PROMPT: Omit every picture, then give all the entries again exactly.

DATA EXCERPTS:
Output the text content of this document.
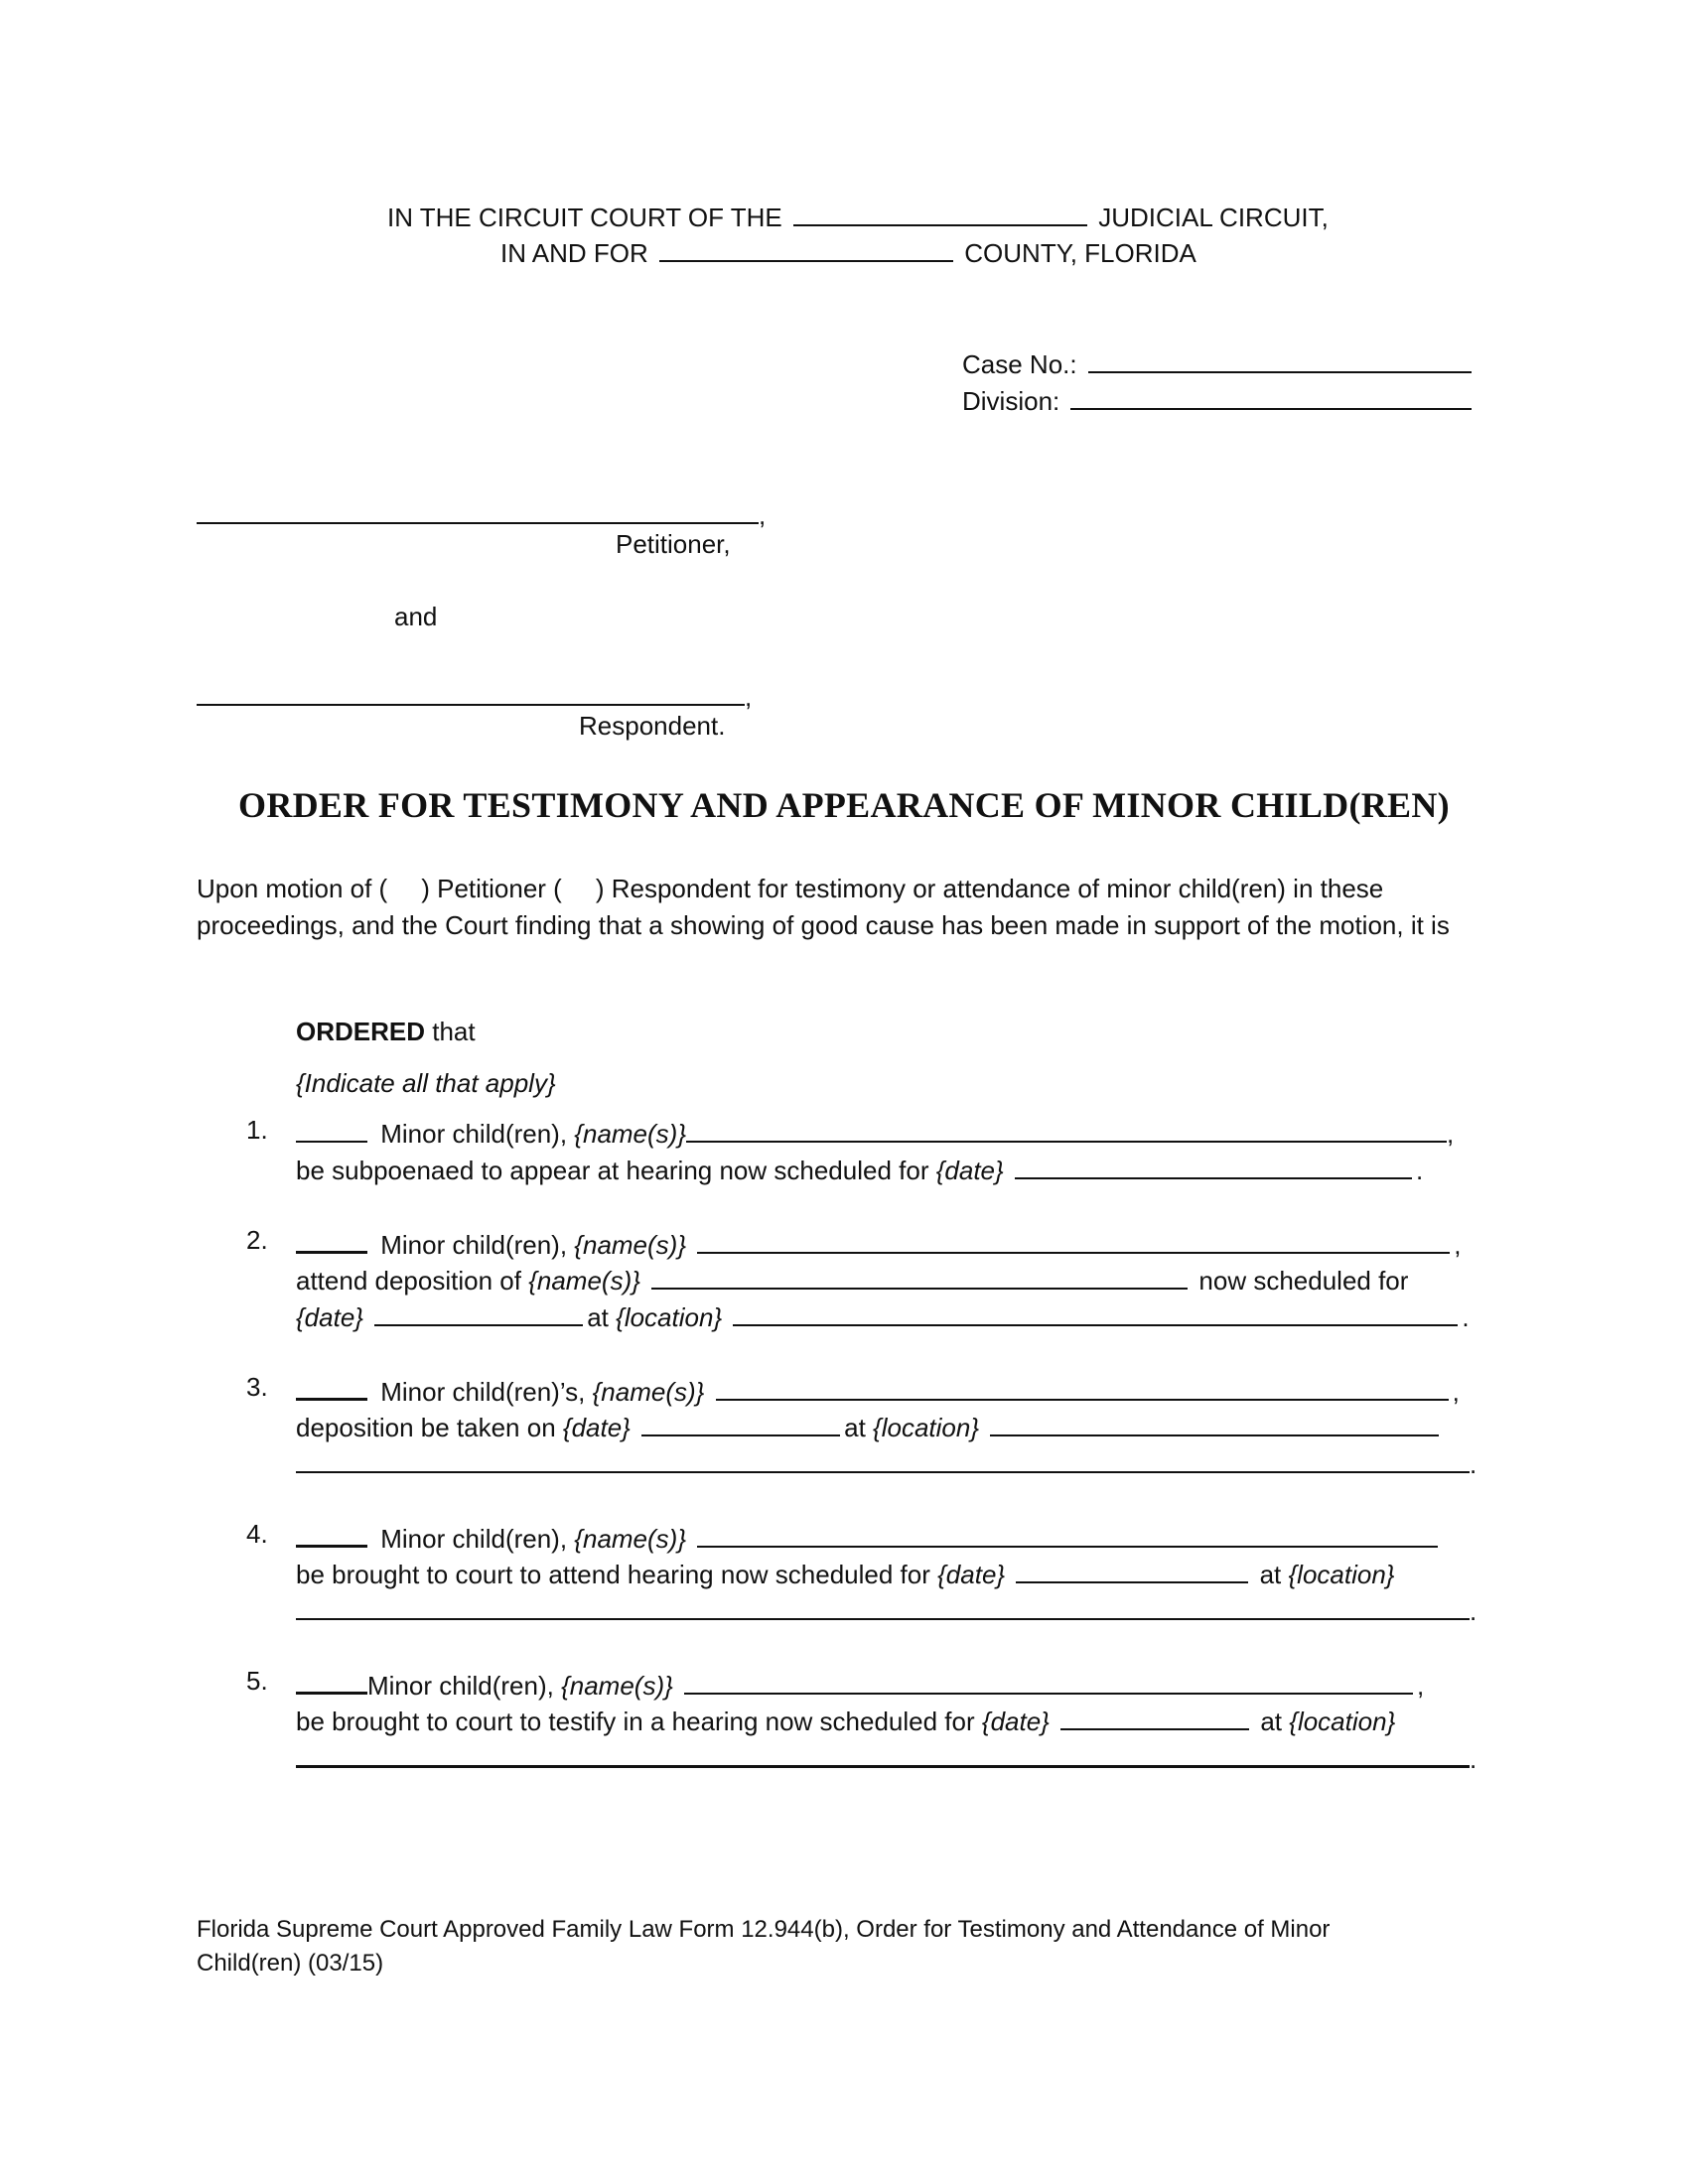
IN THE CIRCUIT COURT OF THE	JUDICIAL CIRCUIT,
IN AND FOR	COUNTY, FLORIDA
Case No.:
Division:
,
Petitioner,
and
,
Respondent.
ORDER FOR TESTIMONY AND APPEARANCE OF MINOR CHILD(REN)
Upon motion of ( ) Petitioner ( ) Respondent for testimony or attendance of minor child(ren) in these proceedings, and the Court finding that a showing of good cause has been made in support of the motion, it is
ORDERED that
{Indicate all that apply}
1.	Minor child(ren), {name(s)}	,
be subpoenaed to appear at hearing now scheduled for {date}	.
2.	Minor child(ren), {name(s)}	,
attend deposition of {name(s)}	now scheduled for
{date}	at {location}	.
3.	Minor child(ren)’s, {name(s)}	,
deposition be taken on {date}	at {location}
.
4.	Minor child(ren), {name(s)}
be brought to court to attend hearing now scheduled for {date}	at {location}
.
5.	Minor child(ren), {name(s)}	,
be brought to court to testify in a hearing now scheduled for {date}	at {location}
.
Florida Supreme Court Approved Family Law Form 12.944(b), Order for Testimony and Attendance of Minor Child(ren) (03/15)
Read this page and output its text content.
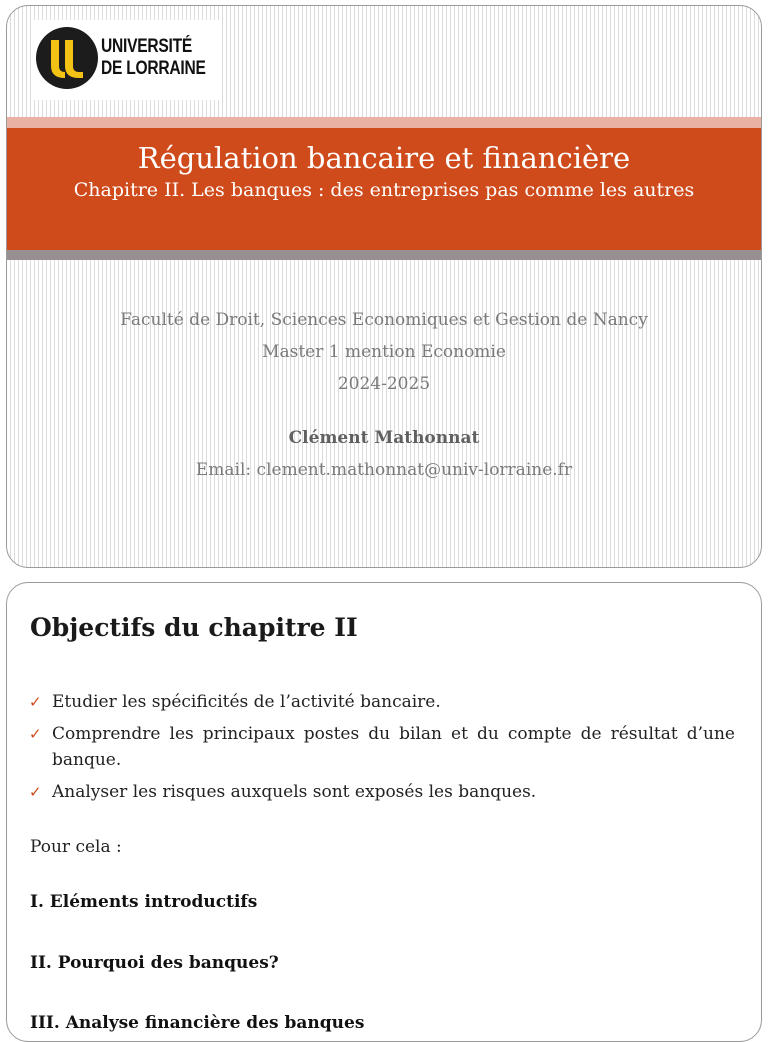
UNIVERSITÉ
DE LORRAINE
Régulation bancaire et financière
Chapitre II. Les banques : des entreprises pas comme les autres
Faculté de Droit, Sciences Economiques et Gestion de Nancy
Master 1 mention Economie
2024-2025
Clément Mathonnat
Email: clement.mathonnat@univ-lorraine.fr
Objectifs du chapitre II
✓ Etudier les spécificités de l’activité bancaire.
✓ Comprendre les principaux postes du bilan et du compte de résultat d’une banque.
✓ Analyser les risques auxquels sont exposés les banques.

Pour cela :

I. Eléments introductifs

II. Pourquoi des banques?

III. Analyse financière des banques
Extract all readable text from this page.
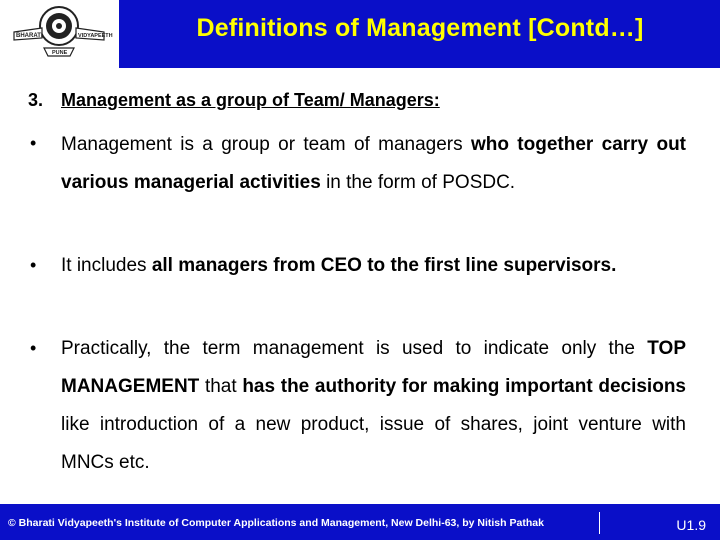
BHARATI	VIDYAPEETH
PUNE
Definitions of Management [Contd…]
3. Management as a group of Team/ Managers:
• Management is a group or team of managers who together carry out various managerial activities in the form of POSDC.
• It includes all managers from CEO to the first line supervisors.
• Practically, the term management is used to indicate only the TOP MANAGEMENT that has the authority for making important decisions like introduction of a new product, issue of shares, joint venture with MNCs etc.
© Bharati Vidyapeeth's Institute of Computer Applications and Management, New Delhi-63, by Nitish Pathak	U1.9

THE SOLUTION:
Output the text content of this document.
IN THE CIRCUIT COURT OF THE	JUDICIAL CIRCUIT,
IN AND FOR	COUNTY, FLORIDA
Case No.:
Division:
,
Petitioner,
and
,
Respondent.
ORDER FOR TESTIMONY AND APPEARANCE OF MINOR CHILD(REN)
Upon motion of ( ) Petitioner ( ) Respondent for testimony or attendance of minor child(ren) in these proceedings, and the Court finding that a showing of good cause has been made in support of the motion, it is
ORDERED that
{Indicate all that apply}
1.	Minor child(ren), {name(s)}	,
be subpoenaed to appear at hearing now scheduled for {date}	.
2.	Minor child(ren), {name(s)}	,
attend deposition of {name(s)}	now scheduled for
{date}	at {location}	.
3.	Minor child(ren)’s, {name(s)}	,
deposition be taken on {date}	at {location}
.
4.	Minor child(ren), {name(s)}
be brought to court to attend hearing now scheduled for {date}	at {location}
.
5.	Minor child(ren), {name(s)}	,
be brought to court to testify in a hearing now scheduled for {date}	at {location}
.
Florida Supreme Court Approved Family Law Form 12.944(b), Order for Testimony and Attendance of Minor Child(ren) (03/15)
Read this page and output its text content.
UNIVERSITÉ
DE LORRAINE
Régulation bancaire et financière
Chapitre II. Les banques : des entreprises pas comme les autres
Faculté de Droit, Sciences Economiques et Gestion de Nancy
Master 1 mention Economie
2024-2025
Clément Mathonnat
Email: clement.mathonnat@univ-lorraine.fr
Objectifs du chapitre II
✓ Etudier les spécificités de l’activité bancaire.
✓ Comprendre les principaux postes du bilan et du compte de résultat d’une banque.
✓ Analyser les risques auxquels sont exposés les banques.

Pour cela :

I. Eléments introductifs

II. Pourquoi des banques?

III. Analyse financière des banques
Extract all readable text from this page.
BHARATI	VIDYAPEETH
PUNE
Definitions of Management [Contd…]
3. Management as a group of Team/ Managers:
• Management is a group or team of managers who together carry out various managerial activities in the form of POSDC.
• It includes all managers from CEO to the first line supervisors.
• Practically, the term management is used to indicate only the TOP MANAGEMENT that has the authority for making important decisions like introduction of a new product, issue of shares, joint venture with MNCs etc.
© Bharati Vidyapeeth's Institute of Computer Applications and Management, New Delhi-63, by Nitish Pathak	U1.9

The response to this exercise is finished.